[Start of LISTING]
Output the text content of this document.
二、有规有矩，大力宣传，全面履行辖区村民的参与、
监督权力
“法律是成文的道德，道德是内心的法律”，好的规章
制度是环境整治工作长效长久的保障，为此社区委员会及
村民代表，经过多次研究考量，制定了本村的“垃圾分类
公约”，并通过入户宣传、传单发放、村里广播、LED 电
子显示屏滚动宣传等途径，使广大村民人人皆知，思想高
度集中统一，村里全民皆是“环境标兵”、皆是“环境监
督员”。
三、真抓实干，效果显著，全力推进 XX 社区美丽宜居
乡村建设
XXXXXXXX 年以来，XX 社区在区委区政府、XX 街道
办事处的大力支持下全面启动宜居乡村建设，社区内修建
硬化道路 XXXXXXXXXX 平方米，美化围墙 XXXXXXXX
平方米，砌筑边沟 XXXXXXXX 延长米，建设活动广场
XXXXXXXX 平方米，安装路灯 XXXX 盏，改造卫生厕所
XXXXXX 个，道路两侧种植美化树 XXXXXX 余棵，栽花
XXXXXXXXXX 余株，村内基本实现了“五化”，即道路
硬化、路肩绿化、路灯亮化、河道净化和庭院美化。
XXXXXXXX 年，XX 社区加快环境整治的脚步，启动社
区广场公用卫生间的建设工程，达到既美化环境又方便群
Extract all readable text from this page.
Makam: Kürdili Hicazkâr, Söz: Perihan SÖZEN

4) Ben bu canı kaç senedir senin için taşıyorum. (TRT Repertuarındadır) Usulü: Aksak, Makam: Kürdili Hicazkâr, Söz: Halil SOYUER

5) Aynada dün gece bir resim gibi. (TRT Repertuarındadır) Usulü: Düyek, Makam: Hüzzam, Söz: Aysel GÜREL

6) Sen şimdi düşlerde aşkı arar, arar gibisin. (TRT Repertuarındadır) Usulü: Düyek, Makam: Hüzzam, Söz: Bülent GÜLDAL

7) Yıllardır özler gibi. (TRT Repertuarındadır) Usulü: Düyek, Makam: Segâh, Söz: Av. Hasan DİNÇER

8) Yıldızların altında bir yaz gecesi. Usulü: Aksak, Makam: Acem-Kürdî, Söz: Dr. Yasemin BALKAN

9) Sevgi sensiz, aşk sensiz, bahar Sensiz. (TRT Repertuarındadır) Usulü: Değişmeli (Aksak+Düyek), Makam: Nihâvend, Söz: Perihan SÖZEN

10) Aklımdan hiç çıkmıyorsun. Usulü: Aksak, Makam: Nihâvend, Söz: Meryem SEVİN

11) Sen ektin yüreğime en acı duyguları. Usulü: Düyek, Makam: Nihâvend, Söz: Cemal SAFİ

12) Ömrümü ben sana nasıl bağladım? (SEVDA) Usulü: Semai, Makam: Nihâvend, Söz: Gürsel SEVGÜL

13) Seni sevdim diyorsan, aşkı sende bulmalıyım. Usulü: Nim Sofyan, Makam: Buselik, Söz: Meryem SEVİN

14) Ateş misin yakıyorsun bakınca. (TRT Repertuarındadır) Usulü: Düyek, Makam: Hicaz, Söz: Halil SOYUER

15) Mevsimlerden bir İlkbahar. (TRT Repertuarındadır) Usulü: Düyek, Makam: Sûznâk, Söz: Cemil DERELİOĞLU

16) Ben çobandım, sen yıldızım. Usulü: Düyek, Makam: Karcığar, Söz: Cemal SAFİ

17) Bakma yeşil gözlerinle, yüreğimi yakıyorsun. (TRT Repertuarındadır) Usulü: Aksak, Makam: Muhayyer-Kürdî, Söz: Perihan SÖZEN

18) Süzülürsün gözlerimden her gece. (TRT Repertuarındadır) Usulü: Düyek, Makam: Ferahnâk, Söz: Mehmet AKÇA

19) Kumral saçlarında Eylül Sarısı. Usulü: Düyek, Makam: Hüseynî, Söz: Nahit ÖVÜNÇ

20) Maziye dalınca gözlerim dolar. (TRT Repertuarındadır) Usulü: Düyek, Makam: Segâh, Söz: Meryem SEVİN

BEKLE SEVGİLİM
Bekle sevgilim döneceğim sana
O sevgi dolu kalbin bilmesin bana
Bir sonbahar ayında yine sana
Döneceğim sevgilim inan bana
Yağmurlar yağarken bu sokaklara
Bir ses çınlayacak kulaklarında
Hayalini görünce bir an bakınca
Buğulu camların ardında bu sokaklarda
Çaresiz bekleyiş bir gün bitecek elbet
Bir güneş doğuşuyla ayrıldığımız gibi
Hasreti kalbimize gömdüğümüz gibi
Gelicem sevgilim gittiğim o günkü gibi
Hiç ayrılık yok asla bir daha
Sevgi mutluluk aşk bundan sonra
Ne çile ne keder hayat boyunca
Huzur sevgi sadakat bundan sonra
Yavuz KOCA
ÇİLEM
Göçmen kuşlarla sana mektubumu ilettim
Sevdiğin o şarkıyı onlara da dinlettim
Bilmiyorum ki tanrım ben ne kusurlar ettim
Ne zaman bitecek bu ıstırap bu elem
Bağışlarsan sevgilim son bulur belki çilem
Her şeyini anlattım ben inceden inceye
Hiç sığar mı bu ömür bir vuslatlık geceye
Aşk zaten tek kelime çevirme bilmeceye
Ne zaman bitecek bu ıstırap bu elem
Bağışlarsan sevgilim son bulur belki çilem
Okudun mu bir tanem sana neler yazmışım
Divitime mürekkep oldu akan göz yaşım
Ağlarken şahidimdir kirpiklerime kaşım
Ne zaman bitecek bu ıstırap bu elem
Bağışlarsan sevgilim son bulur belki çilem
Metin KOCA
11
[End of LISTING]
[Start of LISTING]
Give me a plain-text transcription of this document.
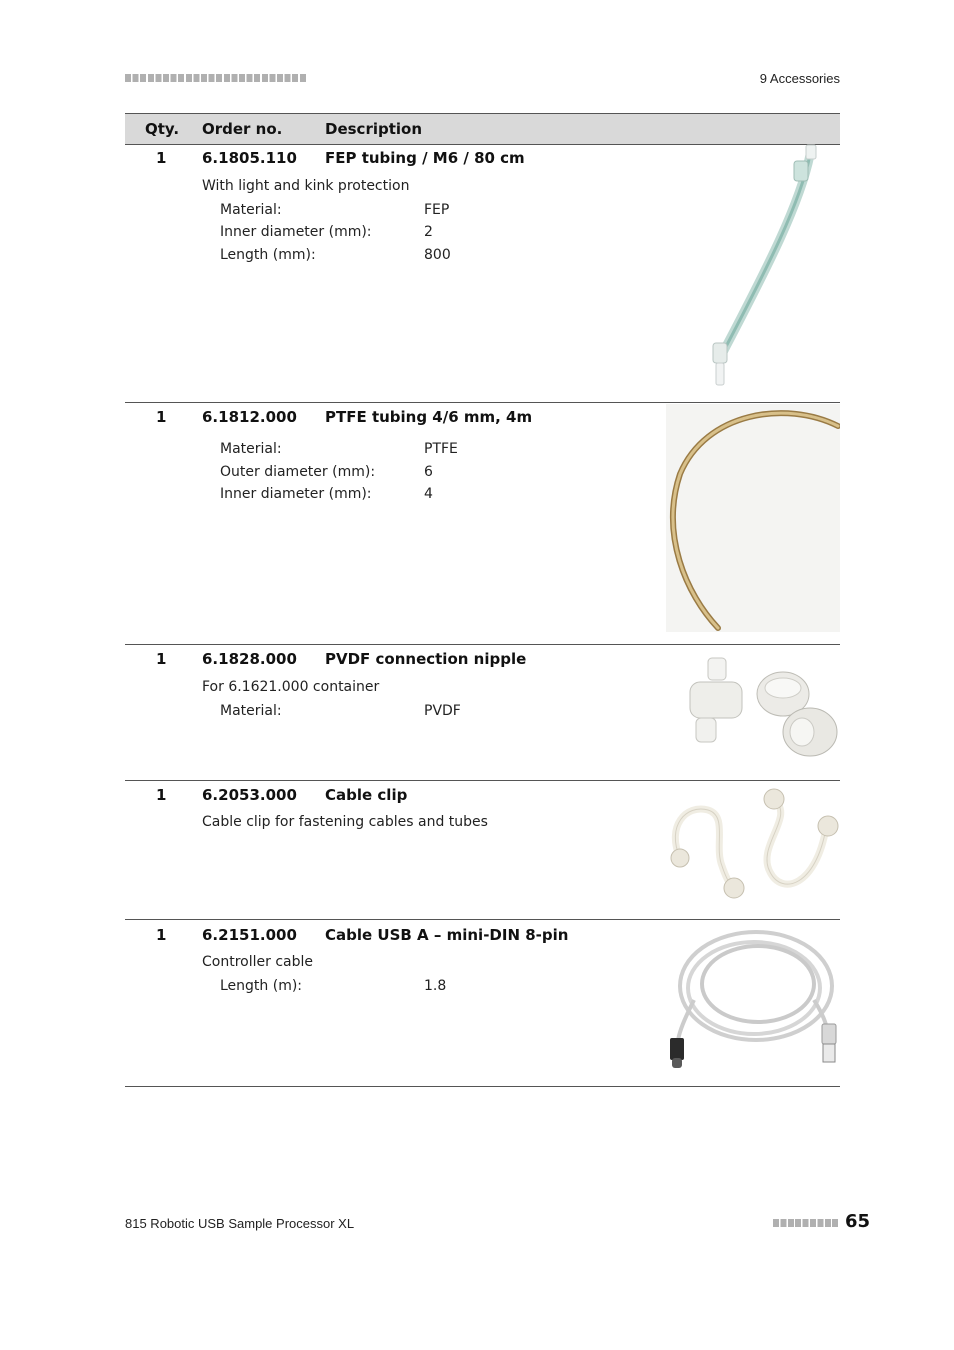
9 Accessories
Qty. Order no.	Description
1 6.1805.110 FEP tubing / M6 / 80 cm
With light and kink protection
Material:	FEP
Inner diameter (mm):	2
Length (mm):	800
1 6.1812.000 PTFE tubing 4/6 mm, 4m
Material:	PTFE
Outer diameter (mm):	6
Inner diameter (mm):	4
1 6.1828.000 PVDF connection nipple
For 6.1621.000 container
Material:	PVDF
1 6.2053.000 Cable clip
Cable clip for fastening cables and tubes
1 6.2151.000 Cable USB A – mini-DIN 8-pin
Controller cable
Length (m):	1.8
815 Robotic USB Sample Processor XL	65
[End of LISTING]
## AIM OF THE EXERCISE
Scan the material for lines with the word "Kürdî", and copy each line you find.

## COMPLETE OUTPUT
8) Yıldızların altında bir yaz gecesi. Usulü: Aksak, Makam: Acem-Kürdî, Söz: Dr. Yasemin BALKAN
17) Bakma yeşil gözlerinle, yüreğimi yakıyorsun. (TRT Repertuarındadır) Usulü: Aksak, Makam: Muhayyer-Kürdî, Söz: Perihan SÖZEN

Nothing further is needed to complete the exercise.